*Brief*: Extract each line bearing the word "soutiennent".

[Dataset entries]
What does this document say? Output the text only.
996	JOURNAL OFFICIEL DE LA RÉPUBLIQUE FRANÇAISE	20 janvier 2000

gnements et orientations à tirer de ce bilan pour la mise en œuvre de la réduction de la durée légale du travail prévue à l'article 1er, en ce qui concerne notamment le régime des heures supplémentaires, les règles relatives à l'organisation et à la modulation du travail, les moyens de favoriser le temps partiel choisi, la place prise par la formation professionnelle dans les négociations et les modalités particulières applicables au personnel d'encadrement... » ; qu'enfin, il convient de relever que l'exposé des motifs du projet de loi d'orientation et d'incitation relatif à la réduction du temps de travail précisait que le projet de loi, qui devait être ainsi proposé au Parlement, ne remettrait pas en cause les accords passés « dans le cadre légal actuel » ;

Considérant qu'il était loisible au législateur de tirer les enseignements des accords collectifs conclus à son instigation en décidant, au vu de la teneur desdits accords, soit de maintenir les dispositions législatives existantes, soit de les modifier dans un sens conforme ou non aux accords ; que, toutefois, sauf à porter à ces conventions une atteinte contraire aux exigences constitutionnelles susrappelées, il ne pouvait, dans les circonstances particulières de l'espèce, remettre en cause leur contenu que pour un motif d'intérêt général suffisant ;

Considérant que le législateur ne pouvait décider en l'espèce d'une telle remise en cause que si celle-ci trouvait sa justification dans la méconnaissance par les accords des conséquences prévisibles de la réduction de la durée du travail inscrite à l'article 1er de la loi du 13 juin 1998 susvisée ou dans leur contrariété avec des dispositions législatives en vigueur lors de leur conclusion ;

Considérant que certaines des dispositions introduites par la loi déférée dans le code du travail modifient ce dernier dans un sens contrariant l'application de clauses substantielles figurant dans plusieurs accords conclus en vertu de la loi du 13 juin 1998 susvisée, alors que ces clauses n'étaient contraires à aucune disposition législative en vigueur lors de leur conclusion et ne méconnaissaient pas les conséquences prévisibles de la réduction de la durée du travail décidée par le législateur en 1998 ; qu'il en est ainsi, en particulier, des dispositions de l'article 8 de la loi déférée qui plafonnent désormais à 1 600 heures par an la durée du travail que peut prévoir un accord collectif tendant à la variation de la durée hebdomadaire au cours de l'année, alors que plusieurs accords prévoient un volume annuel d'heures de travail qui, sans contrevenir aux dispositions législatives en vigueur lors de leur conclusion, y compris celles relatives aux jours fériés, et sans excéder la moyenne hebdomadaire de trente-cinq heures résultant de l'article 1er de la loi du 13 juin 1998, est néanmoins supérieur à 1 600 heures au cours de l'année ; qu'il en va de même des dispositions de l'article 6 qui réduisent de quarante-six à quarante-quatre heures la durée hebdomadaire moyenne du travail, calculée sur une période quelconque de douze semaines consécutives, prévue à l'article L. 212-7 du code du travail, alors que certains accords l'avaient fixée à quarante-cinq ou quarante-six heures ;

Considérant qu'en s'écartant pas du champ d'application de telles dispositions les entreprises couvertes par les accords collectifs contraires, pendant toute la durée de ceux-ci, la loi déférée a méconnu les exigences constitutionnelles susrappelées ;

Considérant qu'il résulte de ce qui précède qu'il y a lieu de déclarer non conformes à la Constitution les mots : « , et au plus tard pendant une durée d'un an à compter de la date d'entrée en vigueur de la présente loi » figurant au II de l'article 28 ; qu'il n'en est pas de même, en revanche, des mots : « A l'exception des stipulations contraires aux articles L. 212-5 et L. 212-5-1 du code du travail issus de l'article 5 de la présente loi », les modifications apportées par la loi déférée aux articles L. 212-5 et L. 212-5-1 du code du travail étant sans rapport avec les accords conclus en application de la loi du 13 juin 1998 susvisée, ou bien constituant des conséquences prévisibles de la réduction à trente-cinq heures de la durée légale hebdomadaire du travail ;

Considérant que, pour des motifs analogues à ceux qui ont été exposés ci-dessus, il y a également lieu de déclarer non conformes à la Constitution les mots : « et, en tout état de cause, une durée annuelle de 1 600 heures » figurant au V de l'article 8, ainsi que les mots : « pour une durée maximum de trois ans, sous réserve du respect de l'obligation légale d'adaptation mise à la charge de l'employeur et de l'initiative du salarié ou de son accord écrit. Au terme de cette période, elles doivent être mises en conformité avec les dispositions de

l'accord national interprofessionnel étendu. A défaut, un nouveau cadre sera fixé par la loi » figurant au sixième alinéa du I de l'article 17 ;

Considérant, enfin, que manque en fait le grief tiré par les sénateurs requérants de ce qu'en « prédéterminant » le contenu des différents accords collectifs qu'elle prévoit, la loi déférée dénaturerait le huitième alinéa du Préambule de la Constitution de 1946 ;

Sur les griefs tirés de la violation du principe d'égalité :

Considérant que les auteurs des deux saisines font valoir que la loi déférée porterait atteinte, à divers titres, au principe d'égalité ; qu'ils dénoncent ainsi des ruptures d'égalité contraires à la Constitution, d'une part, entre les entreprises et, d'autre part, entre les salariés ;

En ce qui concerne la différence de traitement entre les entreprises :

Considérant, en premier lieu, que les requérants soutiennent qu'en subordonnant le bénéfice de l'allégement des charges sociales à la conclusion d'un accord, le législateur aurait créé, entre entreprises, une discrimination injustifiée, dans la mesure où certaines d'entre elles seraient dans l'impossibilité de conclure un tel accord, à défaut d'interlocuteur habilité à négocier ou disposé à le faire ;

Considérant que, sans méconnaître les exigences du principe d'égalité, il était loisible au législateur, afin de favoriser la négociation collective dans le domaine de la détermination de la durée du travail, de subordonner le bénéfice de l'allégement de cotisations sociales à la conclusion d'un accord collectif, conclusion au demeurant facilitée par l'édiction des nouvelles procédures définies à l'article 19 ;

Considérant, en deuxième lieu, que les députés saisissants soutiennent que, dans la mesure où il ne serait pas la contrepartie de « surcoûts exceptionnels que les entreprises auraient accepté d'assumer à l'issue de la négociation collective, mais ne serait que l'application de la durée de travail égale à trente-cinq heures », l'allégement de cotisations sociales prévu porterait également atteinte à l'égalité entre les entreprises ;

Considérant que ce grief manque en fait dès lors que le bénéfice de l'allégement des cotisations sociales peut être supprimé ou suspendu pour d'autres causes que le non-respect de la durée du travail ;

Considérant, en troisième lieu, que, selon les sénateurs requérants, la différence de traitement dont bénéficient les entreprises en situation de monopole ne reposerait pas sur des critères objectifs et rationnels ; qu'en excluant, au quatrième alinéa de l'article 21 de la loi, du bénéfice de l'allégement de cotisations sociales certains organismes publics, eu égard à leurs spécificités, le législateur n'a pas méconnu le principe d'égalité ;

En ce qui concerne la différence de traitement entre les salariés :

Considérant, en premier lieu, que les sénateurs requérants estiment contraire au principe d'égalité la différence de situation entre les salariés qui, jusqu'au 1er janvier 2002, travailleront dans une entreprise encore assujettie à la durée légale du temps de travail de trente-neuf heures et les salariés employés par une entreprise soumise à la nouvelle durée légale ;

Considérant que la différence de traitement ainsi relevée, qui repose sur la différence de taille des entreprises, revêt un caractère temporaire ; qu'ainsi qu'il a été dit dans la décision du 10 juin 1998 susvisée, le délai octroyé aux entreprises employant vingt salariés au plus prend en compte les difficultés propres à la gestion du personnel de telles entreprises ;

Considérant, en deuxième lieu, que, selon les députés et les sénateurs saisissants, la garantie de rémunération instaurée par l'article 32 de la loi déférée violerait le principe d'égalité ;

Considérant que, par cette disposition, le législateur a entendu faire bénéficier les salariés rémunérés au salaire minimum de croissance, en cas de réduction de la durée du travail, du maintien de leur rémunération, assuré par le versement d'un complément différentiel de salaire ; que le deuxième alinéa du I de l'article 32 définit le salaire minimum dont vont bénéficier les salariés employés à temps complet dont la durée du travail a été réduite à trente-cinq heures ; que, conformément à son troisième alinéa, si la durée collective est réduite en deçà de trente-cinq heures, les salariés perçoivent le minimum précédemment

*The reply*:
Considérant, en premier lieu, que les requérants soutiennent qu'en subordonnant le bénéfice de l'allégement des charges sociales à la conclusion d'un accord, le législateur aurait créé, entre entreprises, une discrimination injustifiée, dans la mesure où certaines d'entre elles seraient dans l'impossibilité de conclure un tel accord, à défaut d'interlocuteur habilité à négocier ou disposé à le faire ;
Considérant, en deuxième lieu, que les députés saisissants soutiennent que, dans la mesure où il ne serait pas la contrepartie de « surcoûts exceptionnels que les entreprises auraient accepté d'assumer à l'issue de la négociation collective, mais ne serait que l'application de la durée de travail égale à trente-cinq heures », l'allégement de cotisations sociales prévu porterait également atteinte à l'égalité entre les entreprises ;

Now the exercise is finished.